▸ GIVEN EXERCISE
List all lines in the material below that contain "khoản".

▸ RECORDS FOR THIS EXERCISE

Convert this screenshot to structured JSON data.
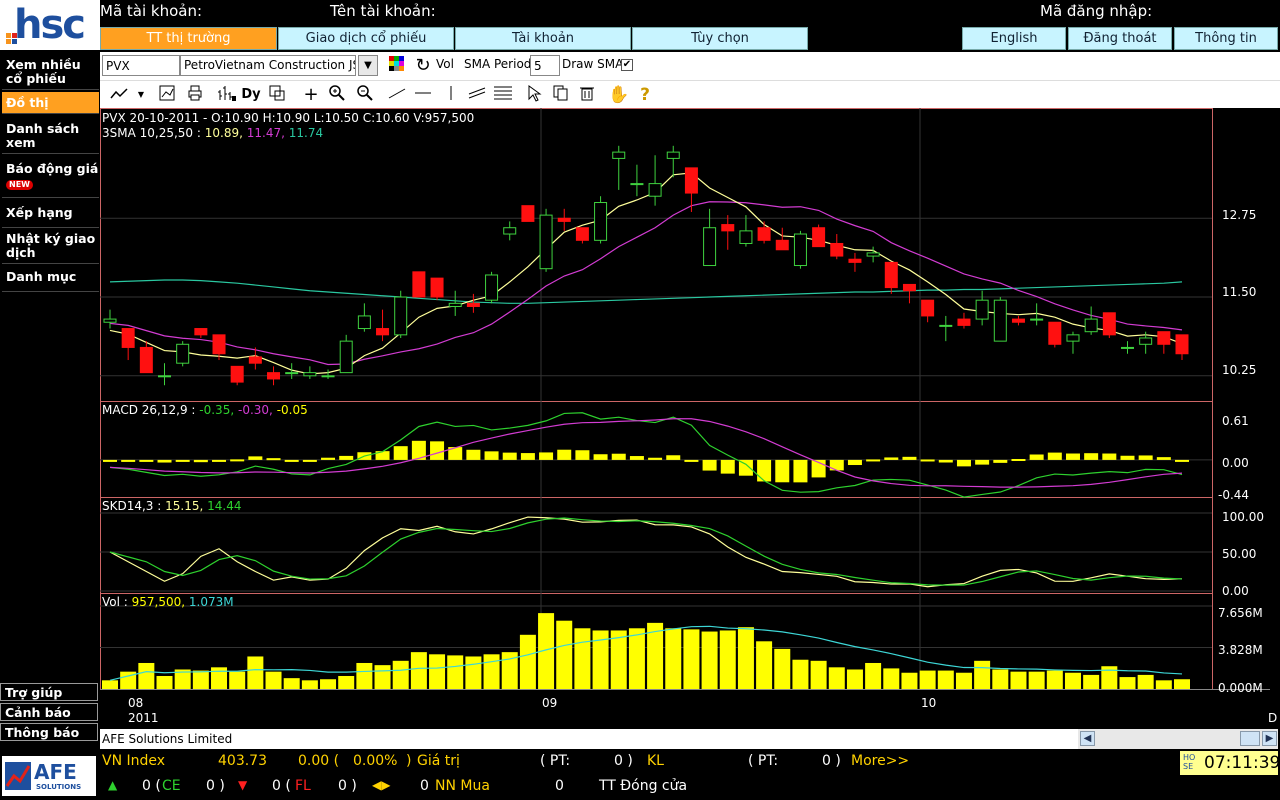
{
  "brand": {
    "logo_text": "hsc",
    "footer_logo_text": "AFE",
    "footer_logo_sub": "SOLUTIONS"
  },
  "header": {
    "account_no_label": "Mã tài khoản:",
    "account_name_label": "Tên tài khoản:",
    "login_label": "Mã đăng nhập:"
  },
  "nav": {
    "tabs": [
      "TT thị trường",
      "Giao dịch cổ phiếu",
      "Tài khoản",
      "Tùy chọn"
    ],
    "right_tabs": [
      "English",
      "Đăng thoát",
      "Thông tin"
    ]
  },
  "sidebar": {
    "items": [
      "Xem nhiều cổ phiếu",
      "Đồ thị",
      "Danh sách xem",
      "Báo động giá",
      "Xếp hạng",
      "Nhật ký giao dịch",
      "Danh mục"
    ],
    "new_badge": "NEW",
    "bottom": [
      "Trợ giúp",
      "Cảnh báo",
      "Thông báo"
    ]
  },
  "toolbar": {
    "symbol_value": "PVX",
    "company_value": "PetroVietnam Construction JSC",
    "vol_label": "Vol",
    "sma_period_label": "SMA Period:",
    "sma_period_value": "5",
    "draw_sma_label": "Draw SMA:",
    "draw_sma_checked": true
  },
  "chart_data": {
    "type": "candlestick",
    "symbol": "PVX",
    "price_header": "PVX 20-10-2011 - O:10.90 H:10.90 L:10.50 C:10.60 V:957,500",
    "sma_label": "3SMA 10,25,50 :",
    "sma_values": [
      "10.89,",
      "11.47,",
      "11.74"
    ],
    "macd_label": "MACD 26,12,9 :",
    "macd_values": [
      "-0.35,",
      "-0.30,",
      "-0.05"
    ],
    "skd_label": "SKD14,3 :",
    "skd_values": [
      "15.15,",
      "14.44"
    ],
    "vol_label": "Vol :",
    "vol_values": [
      "957,500,",
      "1.073M"
    ],
    "price_ticks": [
      "12.75",
      "11.50",
      "10.25"
    ],
    "macd_ticks": [
      "0.61",
      "0.00",
      "-0.44"
    ],
    "skd_ticks": [
      "100.00",
      "50.00",
      "0.00"
    ],
    "vol_ticks": [
      "7.656M",
      "3.828M",
      "0.000M"
    ],
    "x_ticks": [
      "08",
      "09",
      "10"
    ],
    "x_year": "2011",
    "x_corner": "D",
    "colors": {
      "up": "#3fd23f",
      "down": "#ff1010",
      "sma10": "#ffff9a",
      "sma25": "#d23cd2",
      "sma50": "#2ac7a0",
      "volume": "#ffff00",
      "volavg": "#3dd6d6",
      "macd_hist": "#ffff00",
      "macd": "#2ed02e",
      "signal": "#d23cd2",
      "k": "#ffff9a",
      "d": "#2ed02e"
    },
    "candles": [
      {
        "o": 11.1,
        "h": 11.3,
        "l": 11.0,
        "c": 11.15
      },
      {
        "o": 11.0,
        "h": 11.0,
        "l": 10.5,
        "c": 10.7
      },
      {
        "o": 10.7,
        "h": 10.8,
        "l": 10.3,
        "c": 10.3
      },
      {
        "o": 10.25,
        "h": 10.45,
        "l": 10.1,
        "c": 10.25
      },
      {
        "o": 10.45,
        "h": 10.8,
        "l": 10.4,
        "c": 10.75
      },
      {
        "o": 11.0,
        "h": 11.0,
        "l": 10.85,
        "c": 10.9
      },
      {
        "o": 10.9,
        "h": 10.9,
        "l": 10.5,
        "c": 10.6
      },
      {
        "o": 10.4,
        "h": 10.4,
        "l": 10.1,
        "c": 10.15
      },
      {
        "o": 10.55,
        "h": 10.7,
        "l": 10.35,
        "c": 10.45
      },
      {
        "o": 10.3,
        "h": 10.4,
        "l": 10.1,
        "c": 10.2
      },
      {
        "o": 10.3,
        "h": 10.45,
        "l": 10.2,
        "c": 10.3
      },
      {
        "o": 10.25,
        "h": 10.4,
        "l": 10.2,
        "c": 10.3
      },
      {
        "o": 10.25,
        "h": 10.35,
        "l": 10.2,
        "c": 10.25
      },
      {
        "o": 10.3,
        "h": 10.9,
        "l": 10.3,
        "c": 10.8
      },
      {
        "o": 11.0,
        "h": 11.4,
        "l": 10.95,
        "c": 11.2
      },
      {
        "o": 11.0,
        "h": 11.3,
        "l": 10.8,
        "c": 10.9
      },
      {
        "o": 10.9,
        "h": 11.6,
        "l": 10.85,
        "c": 11.5
      },
      {
        "o": 11.9,
        "h": 11.9,
        "l": 11.5,
        "c": 11.5
      },
      {
        "o": 11.8,
        "h": 11.8,
        "l": 11.45,
        "c": 11.5
      },
      {
        "o": 11.35,
        "h": 11.6,
        "l": 11.2,
        "c": 11.4
      },
      {
        "o": 11.4,
        "h": 11.55,
        "l": 11.25,
        "c": 11.35
      },
      {
        "o": 11.45,
        "h": 11.9,
        "l": 11.4,
        "c": 11.85
      },
      {
        "o": 12.5,
        "h": 12.7,
        "l": 12.4,
        "c": 12.6
      },
      {
        "o": 12.95,
        "h": 12.95,
        "l": 12.7,
        "c": 12.7
      },
      {
        "o": 11.95,
        "h": 12.9,
        "l": 11.9,
        "c": 12.8
      },
      {
        "o": 12.75,
        "h": 12.9,
        "l": 12.55,
        "c": 12.7
      },
      {
        "o": 12.6,
        "h": 12.6,
        "l": 12.35,
        "c": 12.4
      },
      {
        "o": 12.4,
        "h": 13.1,
        "l": 12.35,
        "c": 13.0
      },
      {
        "o": 13.7,
        "h": 13.9,
        "l": 13.2,
        "c": 13.8
      },
      {
        "o": 13.3,
        "h": 13.6,
        "l": 13.1,
        "c": 13.3
      },
      {
        "o": 13.1,
        "h": 13.75,
        "l": 12.95,
        "c": 13.3
      },
      {
        "o": 13.7,
        "h": 13.9,
        "l": 13.4,
        "c": 13.8
      },
      {
        "o": 13.55,
        "h": 13.55,
        "l": 12.85,
        "c": 13.15
      },
      {
        "o": 12.0,
        "h": 12.9,
        "l": 12.0,
        "c": 12.6
      },
      {
        "o": 12.65,
        "h": 12.8,
        "l": 12.25,
        "c": 12.55
      },
      {
        "o": 12.35,
        "h": 12.8,
        "l": 12.3,
        "c": 12.55
      },
      {
        "o": 12.6,
        "h": 12.7,
        "l": 12.35,
        "c": 12.4
      },
      {
        "o": 12.4,
        "h": 12.6,
        "l": 12.3,
        "c": 12.25
      },
      {
        "o": 12.0,
        "h": 12.55,
        "l": 11.95,
        "c": 12.5
      },
      {
        "o": 12.6,
        "h": 12.65,
        "l": 12.3,
        "c": 12.3
      },
      {
        "o": 12.35,
        "h": 12.5,
        "l": 12.1,
        "c": 12.15
      },
      {
        "o": 12.1,
        "h": 12.2,
        "l": 11.9,
        "c": 12.05
      },
      {
        "o": 12.15,
        "h": 12.3,
        "l": 12.05,
        "c": 12.2
      },
      {
        "o": 12.05,
        "h": 12.05,
        "l": 11.55,
        "c": 11.65
      },
      {
        "o": 11.7,
        "h": 11.7,
        "l": 11.4,
        "c": 11.6
      },
      {
        "o": 11.45,
        "h": 11.45,
        "l": 11.1,
        "c": 11.2
      },
      {
        "o": 11.05,
        "h": 11.2,
        "l": 10.8,
        "c": 11.05
      },
      {
        "o": 11.15,
        "h": 11.25,
        "l": 11.0,
        "c": 11.05
      },
      {
        "o": 11.15,
        "h": 11.6,
        "l": 11.05,
        "c": 11.45
      },
      {
        "o": 10.8,
        "h": 11.5,
        "l": 10.8,
        "c": 11.45
      },
      {
        "o": 11.15,
        "h": 11.2,
        "l": 11.05,
        "c": 11.1
      },
      {
        "o": 11.15,
        "h": 11.4,
        "l": 11.05,
        "c": 11.15
      },
      {
        "o": 11.1,
        "h": 11.1,
        "l": 10.7,
        "c": 10.75
      },
      {
        "o": 10.8,
        "h": 10.95,
        "l": 10.6,
        "c": 10.9
      },
      {
        "o": 10.95,
        "h": 11.35,
        "l": 10.9,
        "c": 11.15
      },
      {
        "o": 11.25,
        "h": 11.25,
        "l": 10.85,
        "c": 10.9
      },
      {
        "o": 10.7,
        "h": 10.8,
        "l": 10.6,
        "c": 10.7
      },
      {
        "o": 10.75,
        "h": 10.95,
        "l": 10.6,
        "c": 10.85
      },
      {
        "o": 10.95,
        "h": 10.95,
        "l": 10.6,
        "c": 10.75
      },
      {
        "o": 10.9,
        "h": 10.9,
        "l": 10.5,
        "c": 10.6
      }
    ],
    "volume_m": [
      0.8,
      1.6,
      2.4,
      1.2,
      1.8,
      1.7,
      2.0,
      1.6,
      3.0,
      1.6,
      1.0,
      0.8,
      0.9,
      1.2,
      2.4,
      2.2,
      2.6,
      3.4,
      3.2,
      3.1,
      3.0,
      3.2,
      3.4,
      5.0,
      7.0,
      6.3,
      5.6,
      5.4,
      5.4,
      5.6,
      6.1,
      5.6,
      5.5,
      5.3,
      5.4,
      5.7,
      4.4,
      3.7,
      2.7,
      2.6,
      2.0,
      1.8,
      2.4,
      1.9,
      1.5,
      1.7,
      1.7,
      1.5,
      2.6,
      1.8,
      1.6,
      1.6,
      1.7,
      1.5,
      1.3,
      2.1,
      1.1,
      1.3,
      0.8,
      0.9
    ]
  },
  "source_text": "AFE Solutions Limited",
  "market": {
    "index_name": "VN Index",
    "index_value": "403.73",
    "change": "0.00 (",
    "change_pct": "0.00%",
    "close_paren": ")",
    "gia_tri": "Giá trị",
    "pt1_label": "( PT:",
    "pt1_value": "0 )",
    "kl": "KL",
    "pt2_label": "( PT:",
    "pt2_value": "0 )",
    "more": "More>>",
    "up_count": "0 (",
    "ce_label": "CE",
    "ce_value": "0 )",
    "down_count": "0 (",
    "fl_label": "FL",
    "fl_value": "0 )",
    "ref_count": "0",
    "nn_mua": "NN Mua",
    "nn_value": "0",
    "status": "TT Đóng cửa",
    "exchange_badge": "HOSE",
    "time": "07:11:39"
  }
}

▸ FULL ANSWER
    "account_no_label": "Mã tài khoản:",
    "account_name_label": "Tên tài khoản:",
      "Tài khoản",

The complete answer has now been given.